-- Start of Supplied data --

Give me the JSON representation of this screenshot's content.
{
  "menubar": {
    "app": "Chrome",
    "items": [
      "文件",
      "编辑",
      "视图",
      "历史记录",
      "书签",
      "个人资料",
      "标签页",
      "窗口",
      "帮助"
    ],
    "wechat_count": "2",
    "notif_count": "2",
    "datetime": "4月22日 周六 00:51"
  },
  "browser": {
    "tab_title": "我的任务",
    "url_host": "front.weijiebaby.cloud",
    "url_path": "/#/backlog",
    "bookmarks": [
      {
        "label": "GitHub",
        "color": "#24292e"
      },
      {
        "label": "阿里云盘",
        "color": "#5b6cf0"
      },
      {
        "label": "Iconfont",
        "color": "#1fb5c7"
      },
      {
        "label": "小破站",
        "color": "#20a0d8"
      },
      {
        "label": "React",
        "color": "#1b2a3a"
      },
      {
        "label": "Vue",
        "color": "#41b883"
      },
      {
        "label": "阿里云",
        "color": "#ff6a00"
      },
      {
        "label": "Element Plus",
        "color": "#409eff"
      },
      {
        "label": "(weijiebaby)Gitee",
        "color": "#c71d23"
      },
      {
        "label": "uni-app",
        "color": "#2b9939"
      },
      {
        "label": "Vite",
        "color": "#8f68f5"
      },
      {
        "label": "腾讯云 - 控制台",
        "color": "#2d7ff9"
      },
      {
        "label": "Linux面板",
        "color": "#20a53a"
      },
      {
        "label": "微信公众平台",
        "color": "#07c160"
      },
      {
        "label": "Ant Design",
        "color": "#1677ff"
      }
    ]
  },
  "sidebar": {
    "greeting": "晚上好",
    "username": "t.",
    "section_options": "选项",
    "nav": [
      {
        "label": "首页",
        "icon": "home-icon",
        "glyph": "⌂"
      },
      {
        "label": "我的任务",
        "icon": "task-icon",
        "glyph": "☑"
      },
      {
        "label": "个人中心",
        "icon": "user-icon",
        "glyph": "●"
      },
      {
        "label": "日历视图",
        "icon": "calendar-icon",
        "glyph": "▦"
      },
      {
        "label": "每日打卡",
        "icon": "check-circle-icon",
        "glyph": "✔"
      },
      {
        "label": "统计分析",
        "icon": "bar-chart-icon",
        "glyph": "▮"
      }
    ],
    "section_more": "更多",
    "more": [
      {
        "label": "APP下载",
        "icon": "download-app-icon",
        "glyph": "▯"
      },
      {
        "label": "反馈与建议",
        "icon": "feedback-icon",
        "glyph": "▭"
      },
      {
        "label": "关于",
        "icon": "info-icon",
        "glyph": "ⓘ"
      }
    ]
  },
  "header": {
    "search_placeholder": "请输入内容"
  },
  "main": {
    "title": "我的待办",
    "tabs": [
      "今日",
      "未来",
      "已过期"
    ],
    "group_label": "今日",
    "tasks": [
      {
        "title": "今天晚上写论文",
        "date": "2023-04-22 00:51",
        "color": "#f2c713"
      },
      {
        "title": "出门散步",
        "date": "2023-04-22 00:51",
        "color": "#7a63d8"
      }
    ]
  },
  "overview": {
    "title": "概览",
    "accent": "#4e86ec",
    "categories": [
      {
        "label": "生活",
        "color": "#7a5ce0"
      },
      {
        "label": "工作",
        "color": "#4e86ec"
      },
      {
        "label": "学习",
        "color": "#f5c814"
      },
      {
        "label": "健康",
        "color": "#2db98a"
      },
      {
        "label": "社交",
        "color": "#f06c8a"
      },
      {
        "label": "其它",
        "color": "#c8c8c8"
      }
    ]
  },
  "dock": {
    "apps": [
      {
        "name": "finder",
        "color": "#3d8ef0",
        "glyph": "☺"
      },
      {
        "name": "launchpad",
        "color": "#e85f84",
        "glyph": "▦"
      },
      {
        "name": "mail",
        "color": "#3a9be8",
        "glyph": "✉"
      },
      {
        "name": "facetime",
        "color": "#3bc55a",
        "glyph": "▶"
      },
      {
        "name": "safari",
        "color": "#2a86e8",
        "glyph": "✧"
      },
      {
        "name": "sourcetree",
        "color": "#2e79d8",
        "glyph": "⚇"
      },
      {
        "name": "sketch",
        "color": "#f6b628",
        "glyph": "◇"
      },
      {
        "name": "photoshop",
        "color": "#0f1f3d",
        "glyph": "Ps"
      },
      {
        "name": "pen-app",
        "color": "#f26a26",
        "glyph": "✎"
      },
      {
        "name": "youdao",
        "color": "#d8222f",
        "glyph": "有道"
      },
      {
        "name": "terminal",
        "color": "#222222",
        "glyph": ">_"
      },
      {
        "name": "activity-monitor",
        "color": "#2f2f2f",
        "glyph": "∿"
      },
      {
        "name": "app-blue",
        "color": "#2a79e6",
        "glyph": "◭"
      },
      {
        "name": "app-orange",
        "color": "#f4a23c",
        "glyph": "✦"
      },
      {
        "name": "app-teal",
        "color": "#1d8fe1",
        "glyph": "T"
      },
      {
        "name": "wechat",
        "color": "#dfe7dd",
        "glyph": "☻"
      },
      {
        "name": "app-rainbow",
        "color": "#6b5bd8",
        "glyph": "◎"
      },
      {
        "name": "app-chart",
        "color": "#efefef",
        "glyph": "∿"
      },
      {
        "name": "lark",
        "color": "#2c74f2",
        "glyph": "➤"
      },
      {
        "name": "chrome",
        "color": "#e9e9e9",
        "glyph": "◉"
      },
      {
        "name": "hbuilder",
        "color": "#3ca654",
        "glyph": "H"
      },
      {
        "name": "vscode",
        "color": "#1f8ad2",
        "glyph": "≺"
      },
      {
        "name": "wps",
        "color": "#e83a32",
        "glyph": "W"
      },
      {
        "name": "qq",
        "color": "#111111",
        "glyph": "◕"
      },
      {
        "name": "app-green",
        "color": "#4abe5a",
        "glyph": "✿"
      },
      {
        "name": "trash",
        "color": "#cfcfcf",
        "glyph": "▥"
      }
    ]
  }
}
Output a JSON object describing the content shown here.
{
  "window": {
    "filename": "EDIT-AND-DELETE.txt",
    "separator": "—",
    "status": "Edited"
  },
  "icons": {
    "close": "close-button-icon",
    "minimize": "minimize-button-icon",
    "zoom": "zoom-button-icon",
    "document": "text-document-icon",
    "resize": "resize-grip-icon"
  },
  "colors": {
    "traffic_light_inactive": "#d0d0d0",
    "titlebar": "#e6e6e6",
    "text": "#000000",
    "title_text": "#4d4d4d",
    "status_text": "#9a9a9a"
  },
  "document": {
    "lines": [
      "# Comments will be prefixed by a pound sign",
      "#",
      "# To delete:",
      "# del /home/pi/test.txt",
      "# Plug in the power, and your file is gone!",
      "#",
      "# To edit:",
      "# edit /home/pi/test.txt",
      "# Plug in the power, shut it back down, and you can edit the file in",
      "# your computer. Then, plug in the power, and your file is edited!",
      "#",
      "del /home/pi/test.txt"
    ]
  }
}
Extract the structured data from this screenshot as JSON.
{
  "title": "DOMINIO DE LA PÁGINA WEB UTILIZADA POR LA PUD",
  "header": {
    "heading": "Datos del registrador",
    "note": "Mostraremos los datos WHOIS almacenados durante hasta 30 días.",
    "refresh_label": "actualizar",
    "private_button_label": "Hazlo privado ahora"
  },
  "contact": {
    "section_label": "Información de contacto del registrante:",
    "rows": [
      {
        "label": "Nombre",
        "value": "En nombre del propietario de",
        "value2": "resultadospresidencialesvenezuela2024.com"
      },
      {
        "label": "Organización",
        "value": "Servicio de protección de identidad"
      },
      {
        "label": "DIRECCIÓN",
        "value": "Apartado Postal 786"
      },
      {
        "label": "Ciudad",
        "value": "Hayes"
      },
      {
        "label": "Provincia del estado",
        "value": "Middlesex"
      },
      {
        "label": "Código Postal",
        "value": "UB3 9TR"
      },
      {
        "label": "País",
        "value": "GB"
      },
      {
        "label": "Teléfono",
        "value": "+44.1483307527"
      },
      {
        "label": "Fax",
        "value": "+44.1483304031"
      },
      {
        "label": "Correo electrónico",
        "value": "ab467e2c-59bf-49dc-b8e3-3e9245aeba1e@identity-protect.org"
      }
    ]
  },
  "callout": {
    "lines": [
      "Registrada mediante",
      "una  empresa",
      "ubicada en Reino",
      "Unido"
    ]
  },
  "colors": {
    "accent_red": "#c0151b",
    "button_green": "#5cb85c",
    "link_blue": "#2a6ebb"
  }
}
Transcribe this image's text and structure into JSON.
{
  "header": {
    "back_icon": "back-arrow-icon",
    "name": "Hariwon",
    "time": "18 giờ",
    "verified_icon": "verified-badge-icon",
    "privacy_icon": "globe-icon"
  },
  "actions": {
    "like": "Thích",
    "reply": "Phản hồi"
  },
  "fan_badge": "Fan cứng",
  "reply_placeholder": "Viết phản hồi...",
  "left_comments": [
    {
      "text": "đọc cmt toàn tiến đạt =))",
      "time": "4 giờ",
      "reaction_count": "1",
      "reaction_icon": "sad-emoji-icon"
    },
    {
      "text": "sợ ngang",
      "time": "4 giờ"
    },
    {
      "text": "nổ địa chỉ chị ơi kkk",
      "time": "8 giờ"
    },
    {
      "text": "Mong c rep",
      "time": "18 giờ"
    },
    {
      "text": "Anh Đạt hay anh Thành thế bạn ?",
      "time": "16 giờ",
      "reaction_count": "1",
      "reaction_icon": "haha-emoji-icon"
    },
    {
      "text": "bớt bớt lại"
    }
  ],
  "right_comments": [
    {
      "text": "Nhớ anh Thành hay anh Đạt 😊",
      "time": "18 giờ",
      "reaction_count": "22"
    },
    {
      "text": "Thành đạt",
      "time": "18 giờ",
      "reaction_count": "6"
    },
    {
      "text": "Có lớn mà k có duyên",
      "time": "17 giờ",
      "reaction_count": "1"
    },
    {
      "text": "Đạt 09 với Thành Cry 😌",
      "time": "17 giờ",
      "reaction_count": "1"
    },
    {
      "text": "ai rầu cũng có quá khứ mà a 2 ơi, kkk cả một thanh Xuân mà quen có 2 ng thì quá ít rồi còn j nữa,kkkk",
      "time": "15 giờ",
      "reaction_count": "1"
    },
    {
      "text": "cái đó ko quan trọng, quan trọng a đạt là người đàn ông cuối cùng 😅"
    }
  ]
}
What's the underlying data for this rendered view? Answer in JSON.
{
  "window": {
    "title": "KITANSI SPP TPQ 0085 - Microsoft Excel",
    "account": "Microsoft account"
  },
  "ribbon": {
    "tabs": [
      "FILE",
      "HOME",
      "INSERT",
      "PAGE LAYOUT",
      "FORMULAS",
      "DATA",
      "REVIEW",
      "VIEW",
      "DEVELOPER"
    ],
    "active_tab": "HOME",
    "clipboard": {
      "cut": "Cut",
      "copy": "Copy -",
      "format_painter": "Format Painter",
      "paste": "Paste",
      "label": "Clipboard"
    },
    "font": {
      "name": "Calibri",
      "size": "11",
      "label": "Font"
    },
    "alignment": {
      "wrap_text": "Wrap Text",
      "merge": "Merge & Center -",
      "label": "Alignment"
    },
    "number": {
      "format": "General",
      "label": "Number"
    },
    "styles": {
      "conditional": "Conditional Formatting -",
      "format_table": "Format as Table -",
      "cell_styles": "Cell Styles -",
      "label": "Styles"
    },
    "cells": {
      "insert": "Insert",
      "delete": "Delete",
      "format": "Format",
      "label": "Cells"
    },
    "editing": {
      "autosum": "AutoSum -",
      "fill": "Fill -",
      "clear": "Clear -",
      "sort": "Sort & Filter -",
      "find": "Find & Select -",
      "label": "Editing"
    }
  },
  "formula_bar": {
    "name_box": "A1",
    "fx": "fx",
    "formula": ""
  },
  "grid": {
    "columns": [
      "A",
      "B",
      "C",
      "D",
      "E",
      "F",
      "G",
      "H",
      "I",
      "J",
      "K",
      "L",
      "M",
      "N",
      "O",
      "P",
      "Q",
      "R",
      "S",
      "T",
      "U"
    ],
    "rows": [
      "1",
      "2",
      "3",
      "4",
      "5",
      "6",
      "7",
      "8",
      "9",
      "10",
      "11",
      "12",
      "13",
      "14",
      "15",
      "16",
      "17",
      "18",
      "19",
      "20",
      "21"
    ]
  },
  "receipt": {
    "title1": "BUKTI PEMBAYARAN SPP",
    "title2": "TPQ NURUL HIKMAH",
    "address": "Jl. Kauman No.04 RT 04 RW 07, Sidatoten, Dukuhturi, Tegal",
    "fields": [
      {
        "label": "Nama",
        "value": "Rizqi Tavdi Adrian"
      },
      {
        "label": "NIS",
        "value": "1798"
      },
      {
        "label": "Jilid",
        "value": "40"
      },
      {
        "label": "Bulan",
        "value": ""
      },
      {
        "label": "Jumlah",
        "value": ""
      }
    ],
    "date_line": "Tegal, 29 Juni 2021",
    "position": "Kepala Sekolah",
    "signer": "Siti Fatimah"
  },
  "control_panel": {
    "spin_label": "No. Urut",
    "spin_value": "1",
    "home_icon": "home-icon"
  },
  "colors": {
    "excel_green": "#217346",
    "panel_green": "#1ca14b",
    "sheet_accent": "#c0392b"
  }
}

-- End of Supplied data --

• **Written task**
Copy out each line of the entries that holds "weijiebaby".

• **Answer to this problem**
    "url_host": "front.weijiebaby.cloud",
        "label": "(weijiebaby)Gitee",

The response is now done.